▶ **Required task**: Pictures do not belong in the copy; restate the records below word for word.

Excerpt from a dataset
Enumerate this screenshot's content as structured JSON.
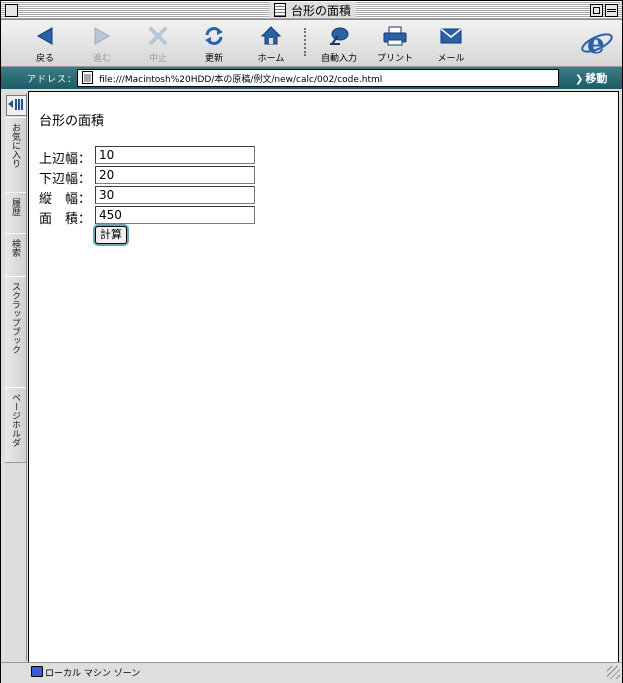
{
  "window": {
    "title": "台形の面積"
  },
  "toolbar": {
    "buttons": [
      {
        "label": "戻る",
        "icon": "back-arrow-icon",
        "enabled": true
      },
      {
        "label": "進む",
        "icon": "forward-arrow-icon",
        "enabled": false
      },
      {
        "label": "中止",
        "icon": "stop-x-icon",
        "enabled": false
      },
      {
        "label": "更新",
        "icon": "refresh-icon",
        "enabled": true
      },
      {
        "label": "ホーム",
        "icon": "home-icon",
        "enabled": true
      },
      {
        "label": "自動入力",
        "icon": "autofill-icon",
        "enabled": true
      },
      {
        "label": "プリント",
        "icon": "printer-icon",
        "enabled": true
      },
      {
        "label": "メール",
        "icon": "mail-icon",
        "enabled": true
      }
    ]
  },
  "address": {
    "label": "アドレス：",
    "url": "file:///Macintosh%20HDD/本の原稿/例文/new/calc/002/code.html",
    "go_label": "移動"
  },
  "sidebar": {
    "tabs": [
      "お気に入り",
      "履歴",
      "検索",
      "スクラップブック",
      "ページホルダ"
    ]
  },
  "page": {
    "heading": "台形の面積",
    "fields": [
      {
        "label": "上辺幅：",
        "value": "10"
      },
      {
        "label": "下辺幅：",
        "value": "20"
      },
      {
        "label": "縦　幅：",
        "value": "30"
      },
      {
        "label": "面　積：",
        "value": "450"
      }
    ],
    "calc_button": "計算"
  },
  "status": {
    "zone_text": "ローカル マシン ゾーン"
  },
  "colors": {
    "address_bar": "#2b6c76",
    "toolbar_icon_blue": "#2a62a8",
    "button_focus_ring": "#6aa6b1"
  }
}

▶ **Answer to this exercise**:
Enumerate this screenshot's content as structured JSON.
{
  "window": {
    "title": "台形の面積"
  },
  "toolbar": {
    "buttons": [
      {
        "label": "戻る",
        "icon": "back-arrow-icon",
        "enabled": true
      },
      {
        "label": "進む",
        "icon": "forward-arrow-icon",
        "enabled": false
      },
      {
        "label": "中止",
        "icon": "stop-x-icon",
        "enabled": false
      },
      {
        "label": "更新",
        "icon": "refresh-icon",
        "enabled": true
      },
      {
        "label": "ホーム",
        "icon": "home-icon",
        "enabled": true
      },
      {
        "label": "自動入力",
        "icon": "autofill-icon",
        "enabled": true
      },
      {
        "label": "プリント",
        "icon": "printer-icon",
        "enabled": true
      },
      {
        "label": "メール",
        "icon": "mail-icon",
        "enabled": true
      }
    ]
  },
  "address": {
    "label": "アドレス：",
    "url": "file:///Macintosh%20HDD/本の原稿/例文/new/calc/002/code.html",
    "go_label": "移動"
  },
  "sidebar": {
    "tabs": [
      "お気に入り",
      "履歴",
      "検索",
      "スクラップブック",
      "ページホルダ"
    ]
  },
  "page": {
    "heading": "台形の面積",
    "fields": [
      {
        "label": "上辺幅：",
        "value": "10"
      },
      {
        "label": "下辺幅：",
        "value": "20"
      },
      {
        "label": "縦　幅：",
        "value": "30"
      },
      {
        "label": "面　積：",
        "value": "450"
      }
    ],
    "calc_button": "計算"
  },
  "status": {
    "zone_text": "ローカル マシン ゾーン"
  },
  "colors": {
    "address_bar": "#2b6c76",
    "toolbar_icon_blue": "#2a62a8",
    "button_focus_ring": "#6aa6b1"
  }
}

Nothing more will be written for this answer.